[Entries with figure data]
'''

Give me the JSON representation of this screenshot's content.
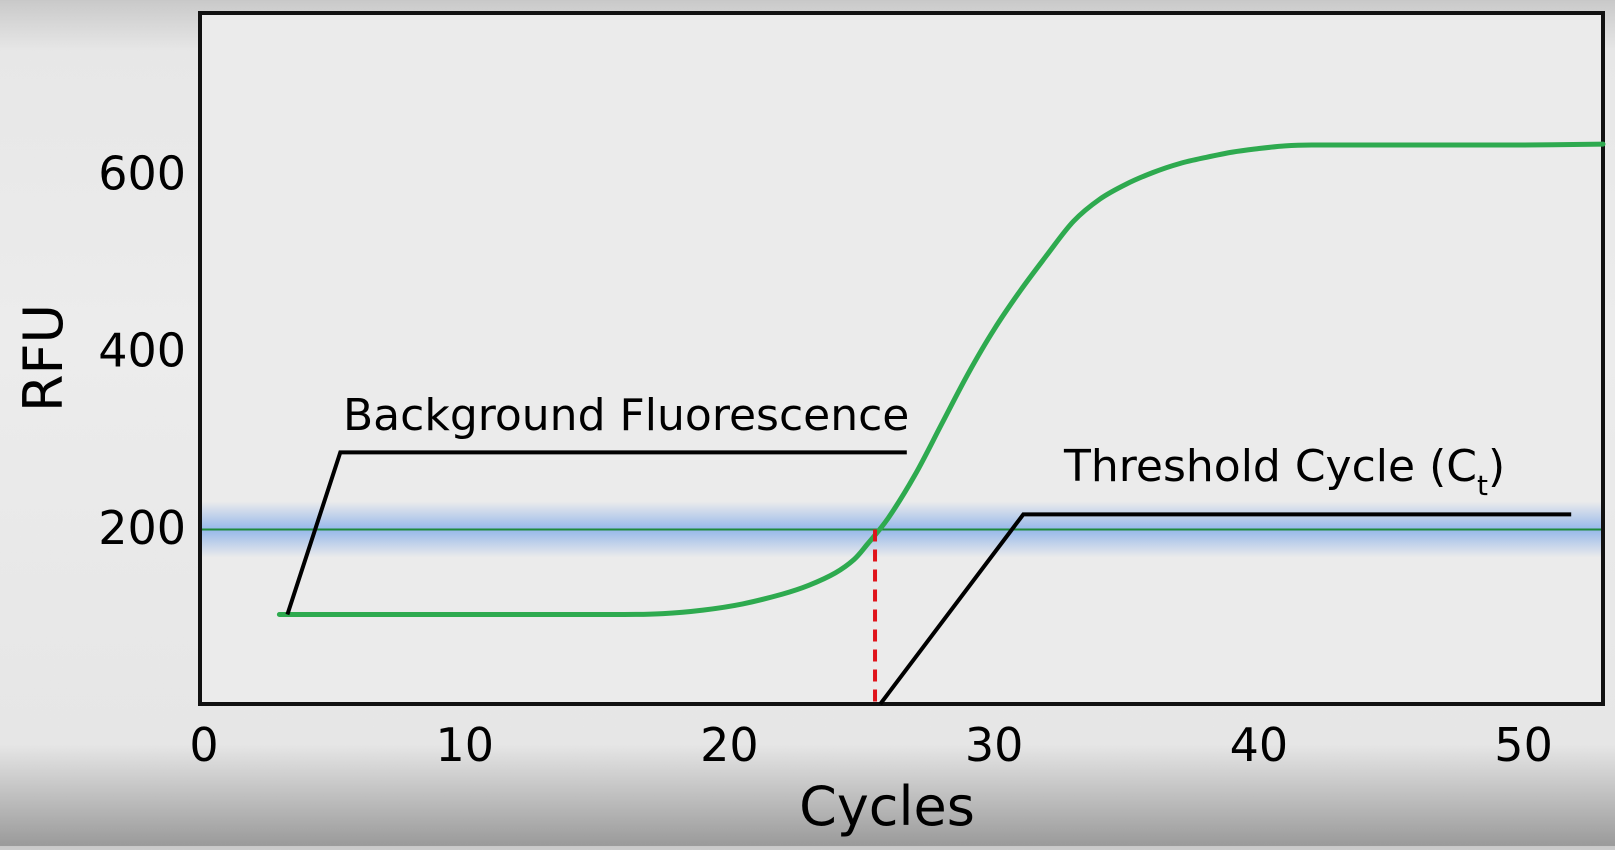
{
  "chart_data": {
    "type": "line",
    "xlabel": "Cycles",
    "ylabel": "RFU",
    "xlim": [
      0,
      53
    ],
    "ylim": [
      0,
      780
    ],
    "x_ticks": [
      0,
      10,
      20,
      30,
      40,
      50
    ],
    "y_ticks": [
      200,
      400,
      600
    ],
    "grid": false,
    "series": [
      {
        "color": "#2eaa4f",
        "x": [
          3,
          8,
          12,
          16,
          17.5,
          19,
          20.5,
          22,
          23,
          24,
          24.7,
          25.2,
          26,
          27,
          28,
          29,
          30,
          31,
          32,
          33,
          34,
          35,
          36,
          37,
          38,
          39,
          40,
          41,
          42,
          44,
          47,
          50,
          53
        ],
        "values": [
          101,
          101,
          101,
          101,
          102,
          106,
          113,
          124,
          134,
          148,
          163,
          180,
          210,
          258,
          315,
          372,
          423,
          467,
          507,
          545,
          570,
          587,
          600,
          610,
          617,
          623,
          627,
          630,
          631,
          631,
          631,
          631,
          632
        ]
      }
    ],
    "threshold": {
      "value": 197,
      "color": "#1f8a3a",
      "glow_color": "#7aa7ea"
    },
    "ct_marker": {
      "x": 25.5,
      "color": "#e0141c"
    },
    "annotations": [
      {
        "id": "background",
        "text": "Background Fluorescence",
        "leader": [
          [
            3.3,
            101
          ],
          [
            5.3,
            284
          ],
          [
            26.7,
            284
          ]
        ]
      },
      {
        "id": "threshold",
        "text": "Threshold Cycle (C",
        "subscript": "t",
        "suffix": ")",
        "leader": [
          [
            25.7,
            0
          ],
          [
            31.1,
            214
          ],
          [
            51.8,
            214
          ]
        ]
      }
    ]
  }
}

'''

_THE TASK_
Pick out the lines that have the word "text". Copy them all.

_WRITTEN RESPONSE_
        "text": "Background Fluorescence",
        "text": "Threshold Cycle (C",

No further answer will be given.